Task description –
Copy all lines holding the word "Index" from the entries.

Data extract –
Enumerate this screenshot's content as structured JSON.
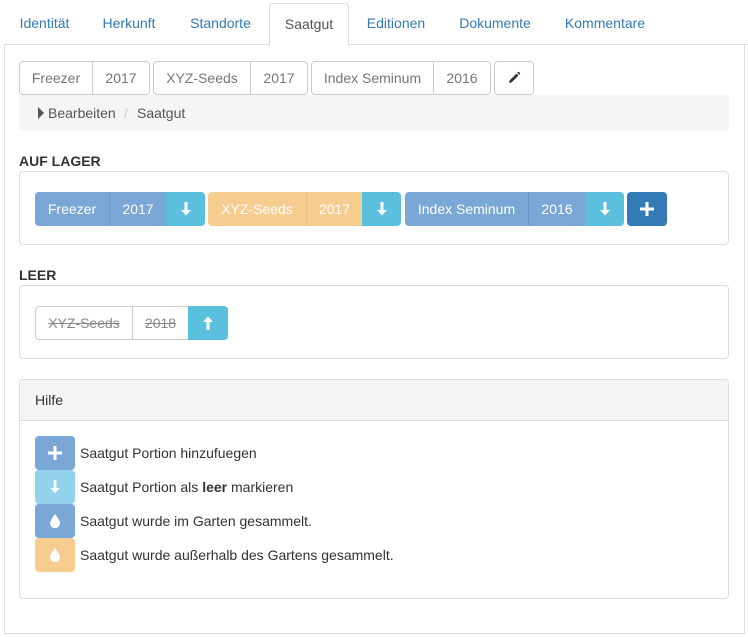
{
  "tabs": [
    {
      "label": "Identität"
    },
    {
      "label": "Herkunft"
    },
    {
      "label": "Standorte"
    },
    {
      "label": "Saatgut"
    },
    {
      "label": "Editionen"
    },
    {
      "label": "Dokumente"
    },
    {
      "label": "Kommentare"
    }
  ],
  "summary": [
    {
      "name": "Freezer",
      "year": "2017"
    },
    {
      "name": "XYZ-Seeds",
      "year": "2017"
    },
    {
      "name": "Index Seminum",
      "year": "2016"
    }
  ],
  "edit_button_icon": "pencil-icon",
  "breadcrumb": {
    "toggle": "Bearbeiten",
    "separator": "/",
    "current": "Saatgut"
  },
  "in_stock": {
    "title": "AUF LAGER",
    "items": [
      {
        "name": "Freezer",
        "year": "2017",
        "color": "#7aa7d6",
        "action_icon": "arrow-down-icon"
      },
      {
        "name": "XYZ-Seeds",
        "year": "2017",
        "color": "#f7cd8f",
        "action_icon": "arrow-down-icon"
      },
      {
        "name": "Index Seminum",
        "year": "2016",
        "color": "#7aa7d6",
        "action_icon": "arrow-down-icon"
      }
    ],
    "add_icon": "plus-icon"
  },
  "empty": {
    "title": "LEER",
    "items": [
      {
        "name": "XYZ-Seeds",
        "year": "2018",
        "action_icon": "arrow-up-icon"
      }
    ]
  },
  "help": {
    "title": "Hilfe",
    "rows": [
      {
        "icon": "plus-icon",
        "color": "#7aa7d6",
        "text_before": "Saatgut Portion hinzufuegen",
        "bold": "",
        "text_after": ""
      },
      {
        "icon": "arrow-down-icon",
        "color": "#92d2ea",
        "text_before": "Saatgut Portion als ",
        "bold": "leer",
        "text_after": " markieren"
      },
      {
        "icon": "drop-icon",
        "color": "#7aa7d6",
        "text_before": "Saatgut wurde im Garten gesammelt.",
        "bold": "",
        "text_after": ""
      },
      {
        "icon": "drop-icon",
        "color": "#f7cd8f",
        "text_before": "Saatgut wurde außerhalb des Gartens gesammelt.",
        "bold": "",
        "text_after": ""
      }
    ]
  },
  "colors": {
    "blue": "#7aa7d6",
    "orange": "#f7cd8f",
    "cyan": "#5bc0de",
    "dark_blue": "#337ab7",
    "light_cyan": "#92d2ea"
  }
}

---

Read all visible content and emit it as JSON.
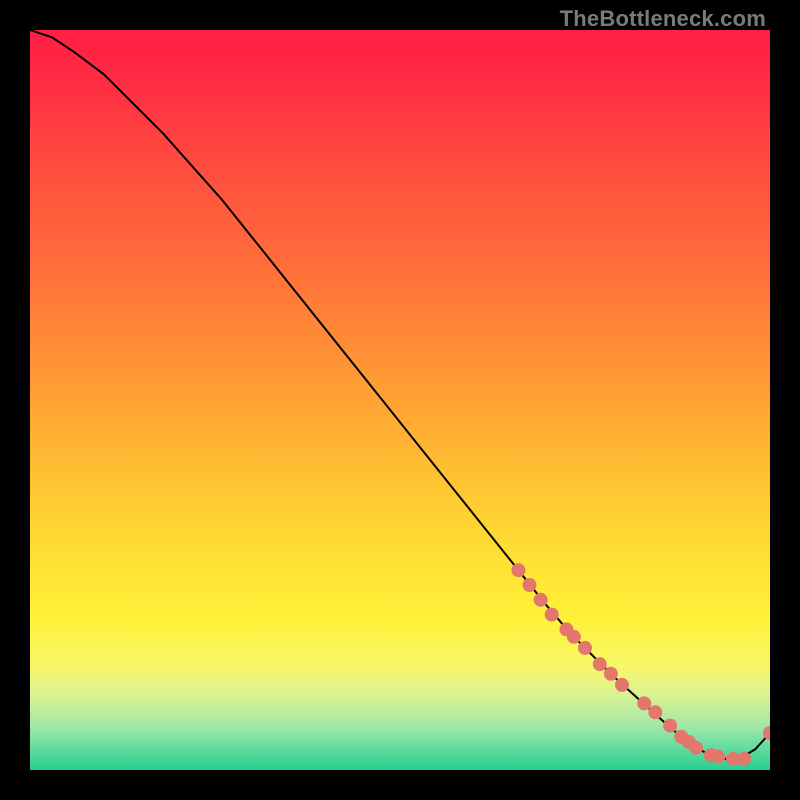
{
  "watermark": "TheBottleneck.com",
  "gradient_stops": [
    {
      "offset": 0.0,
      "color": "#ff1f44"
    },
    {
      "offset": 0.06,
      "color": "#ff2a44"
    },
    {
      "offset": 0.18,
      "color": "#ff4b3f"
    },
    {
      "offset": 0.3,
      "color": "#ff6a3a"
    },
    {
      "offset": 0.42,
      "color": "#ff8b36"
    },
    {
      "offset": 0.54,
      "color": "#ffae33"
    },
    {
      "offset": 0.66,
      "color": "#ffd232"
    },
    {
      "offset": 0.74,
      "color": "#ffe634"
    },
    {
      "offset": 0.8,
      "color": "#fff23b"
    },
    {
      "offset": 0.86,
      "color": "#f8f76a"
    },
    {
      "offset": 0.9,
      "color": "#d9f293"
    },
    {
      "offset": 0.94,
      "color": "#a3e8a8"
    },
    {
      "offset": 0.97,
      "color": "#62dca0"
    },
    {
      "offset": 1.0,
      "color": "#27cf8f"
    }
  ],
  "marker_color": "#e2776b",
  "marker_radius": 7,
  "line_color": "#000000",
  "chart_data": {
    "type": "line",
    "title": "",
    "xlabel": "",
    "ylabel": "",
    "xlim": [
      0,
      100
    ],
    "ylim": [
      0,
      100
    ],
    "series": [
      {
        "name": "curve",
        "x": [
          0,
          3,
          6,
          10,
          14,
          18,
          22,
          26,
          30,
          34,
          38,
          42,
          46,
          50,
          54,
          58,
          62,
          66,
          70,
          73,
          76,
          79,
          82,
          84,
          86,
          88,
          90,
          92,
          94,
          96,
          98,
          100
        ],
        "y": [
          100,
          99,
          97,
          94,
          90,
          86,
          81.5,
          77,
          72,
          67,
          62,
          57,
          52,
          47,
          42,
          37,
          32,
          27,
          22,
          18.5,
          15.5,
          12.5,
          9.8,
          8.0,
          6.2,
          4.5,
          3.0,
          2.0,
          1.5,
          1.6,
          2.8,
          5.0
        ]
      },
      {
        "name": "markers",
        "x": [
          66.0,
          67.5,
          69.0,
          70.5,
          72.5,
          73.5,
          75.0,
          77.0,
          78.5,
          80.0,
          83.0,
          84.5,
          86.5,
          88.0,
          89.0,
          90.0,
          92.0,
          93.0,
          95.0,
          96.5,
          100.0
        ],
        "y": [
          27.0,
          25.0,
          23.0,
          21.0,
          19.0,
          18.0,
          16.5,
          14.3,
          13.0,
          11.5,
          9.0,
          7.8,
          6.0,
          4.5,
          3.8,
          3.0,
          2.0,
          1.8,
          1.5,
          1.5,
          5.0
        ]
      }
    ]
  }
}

Response –
      "name": "Index Seminum",
        "name": "Index Seminum",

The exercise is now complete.